Why This Tech Company Has Good Upside in 2013
Lee is a member of The Motley Fool Blog Network -- entries represent the personal opinion of the blogger and are not formally edited.
While most investors were focusing on the carnage at Apple, some of us were looking at a stock that is benefiting from many of the drivers created by the iPhone. In fact, F5 Networks (NASDAQ: FFIV) benefits from any kind of smartphone, tablet device or anything else that increases the necessity for corporations to move bandwidth rich applications around the Internet. F5 reported a good set of results and there are plenty of profit drivers for 2013. I like the stock and continue to hold; here is why.
F5 Networks Reports In-Line
The numbers were in line with the internal guidance given in the last quarter.
- Q1 Revenues of $365.5 million vs. guidance of $363-370 million
- Q1 Non-GAAP EPS of $1.14 vs. guidance of $1.14-1.16
- Q2 Revenue Guidance of $370-380 million vs. analyst consensus of $378 million
- Q2 Non-GAAP EPS Guidance of $1.21-1.24 vs. analyst consensus of $1.20
In summary, the results were at the lower end of previous guidance, but going forward the internal forecast was stronger than the market had anticipated. I confess I thought that F5 would give a decent set of numbers when I bought some more of the stock at the last results. As outlined in a previous article there were a few upside catalysts for F5 and it seemed to execute well with them in this quarter. The good news is that they can contribute even more in 2013.

__TASKS__.
1 – Write out the passage of the F5 Networks article from "While most investors" up to and including "here is why.".
2 – In the F5 Networks article, what was the analyst consensus for second-quarter revenue?
3 – List every guidance range that the F5 Networks article gives, along with the figure each range applies to.

__SUPPLIED DATA__.
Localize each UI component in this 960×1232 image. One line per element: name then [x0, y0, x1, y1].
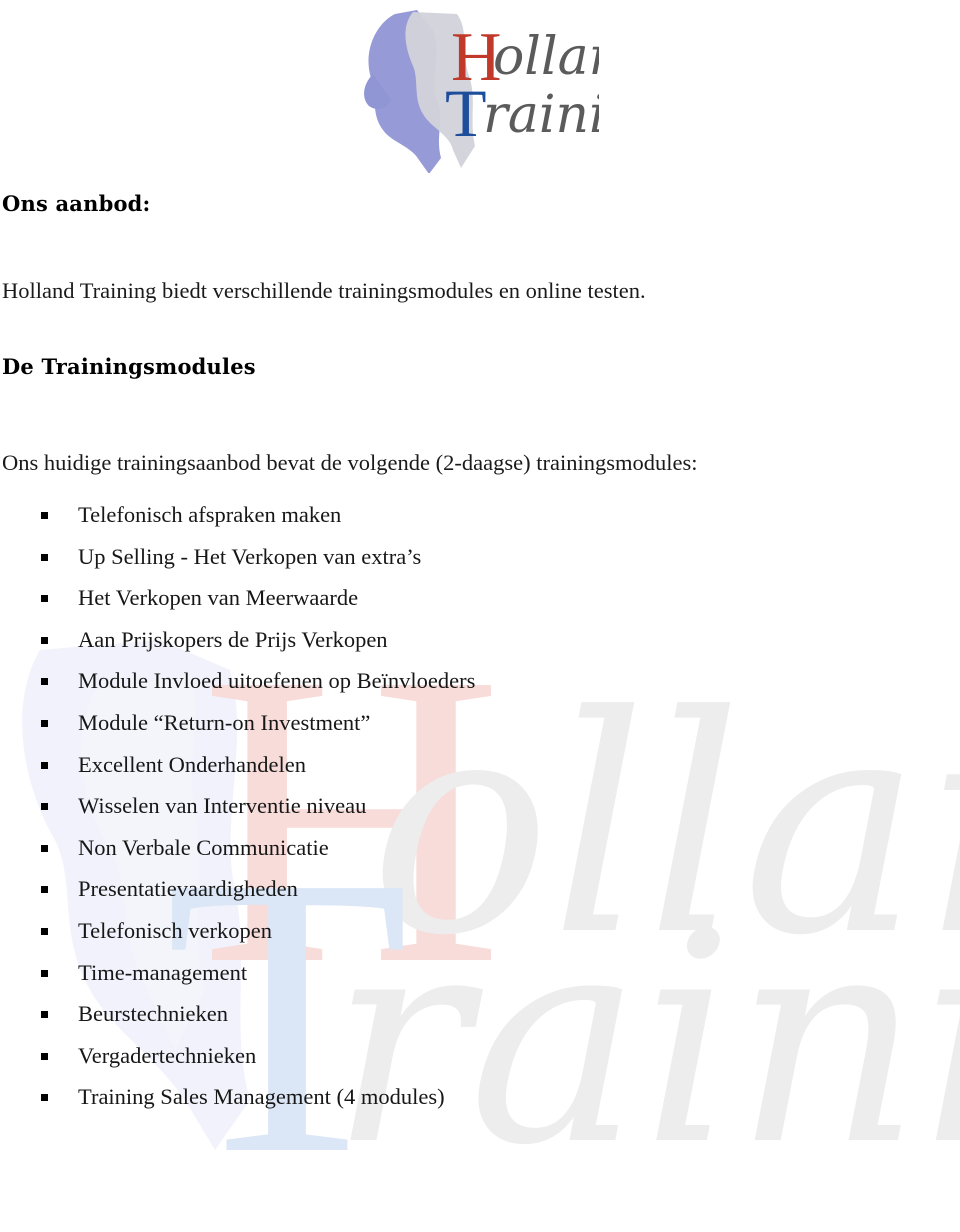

__ANSWERS IN ORDER__.
1 –
While most investors were focusing on the carnage at Apple, some of us were looking at a stock that is benefiting from many of the drivers created by the iPhone. In fact, F5 Networks (NASDAQ: FFIV) benefits from any kind of smartphone, tablet device or anything else that increases the necessity for corporations to move bandwidth rich applications around the Internet. F5 reported a good set of results and there are plenty of profit drivers for 2013. I like the stock and continue to hold; here is why.

2 – $378 million

3 –
- Q1 revenues: $363-370 million
- Q1 non-GAAP EPS: $1.14-1.16
- Q2 revenue: $370-380 million
- Q2 non-GAAP EPS: $1.21-1.24